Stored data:
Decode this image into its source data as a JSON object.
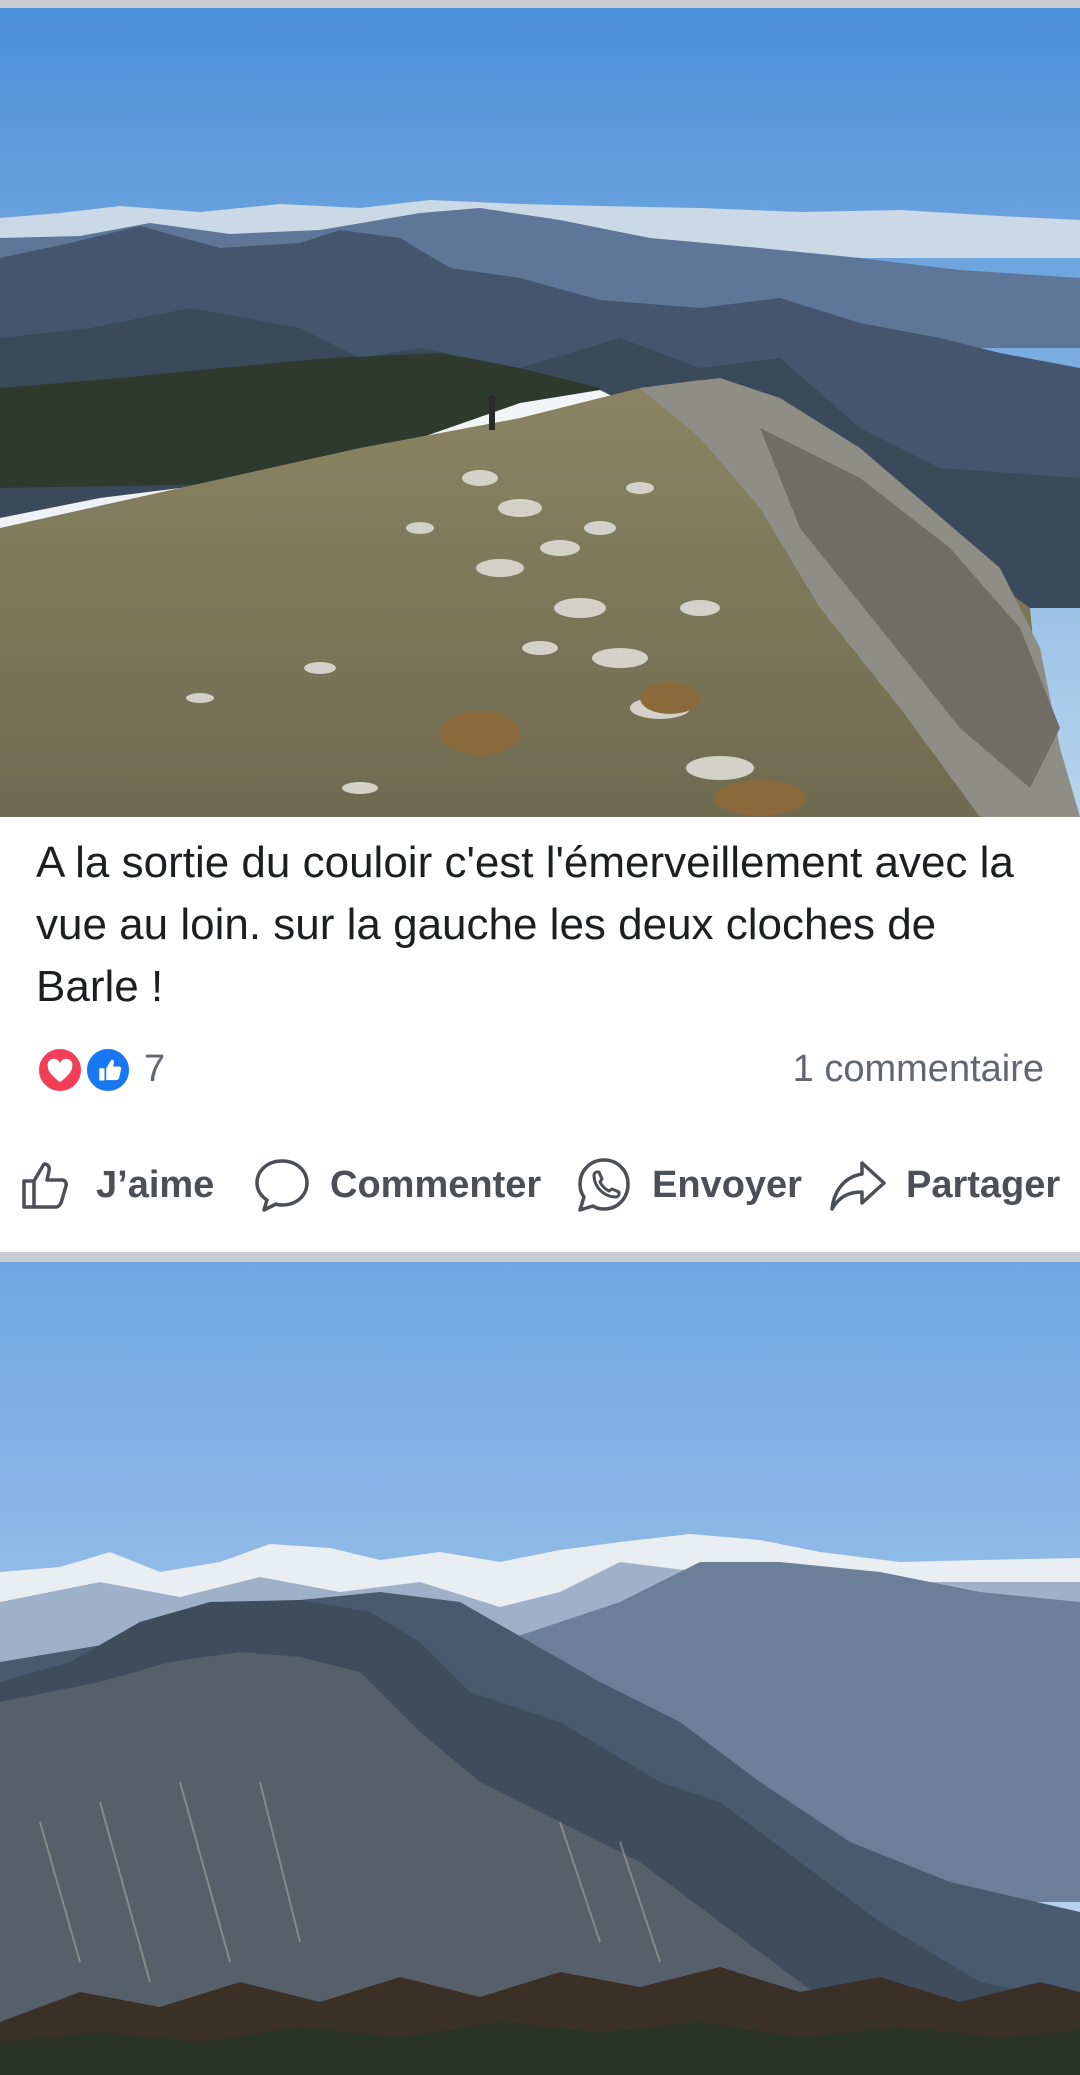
{
  "post": {
    "caption": "A la sortie du couloir c'est l'émerveillement avec la vue au loin. sur la gauche les deux cloches de Barle !",
    "reaction_icons": [
      "heart-icon",
      "thumbs-up-icon"
    ],
    "reaction_count": "7",
    "comment_count": "1 commentaire",
    "actions": {
      "like_label": "J’aime",
      "comment_label": "Commenter",
      "send_label": "Envoyer",
      "share_label": "Partager"
    }
  },
  "colors": {
    "love": "#f33e58",
    "like": "#1877f2",
    "text_primary": "#1c1e21",
    "text_secondary": "#606770",
    "action_text": "#4b4f56",
    "divider": "#c9ccd1"
  }
}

_Short problem_:
Reproduce every line above as written, skipping pictures.

_The answer_:
Decode this image into its source data as a JSON object.
{
  "post": {
    "caption": "A la sortie du couloir c'est l'émerveillement avec la vue au loin. sur la gauche les deux cloches de Barle !",
    "reaction_icons": [
      "heart-icon",
      "thumbs-up-icon"
    ],
    "reaction_count": "7",
    "comment_count": "1 commentaire",
    "actions": {
      "like_label": "J’aime",
      "comment_label": "Commenter",
      "send_label": "Envoyer",
      "share_label": "Partager"
    }
  },
  "colors": {
    "love": "#f33e58",
    "like": "#1877f2",
    "text_primary": "#1c1e21",
    "text_secondary": "#606770",
    "action_text": "#4b4f56",
    "divider": "#c9ccd1"
  }
}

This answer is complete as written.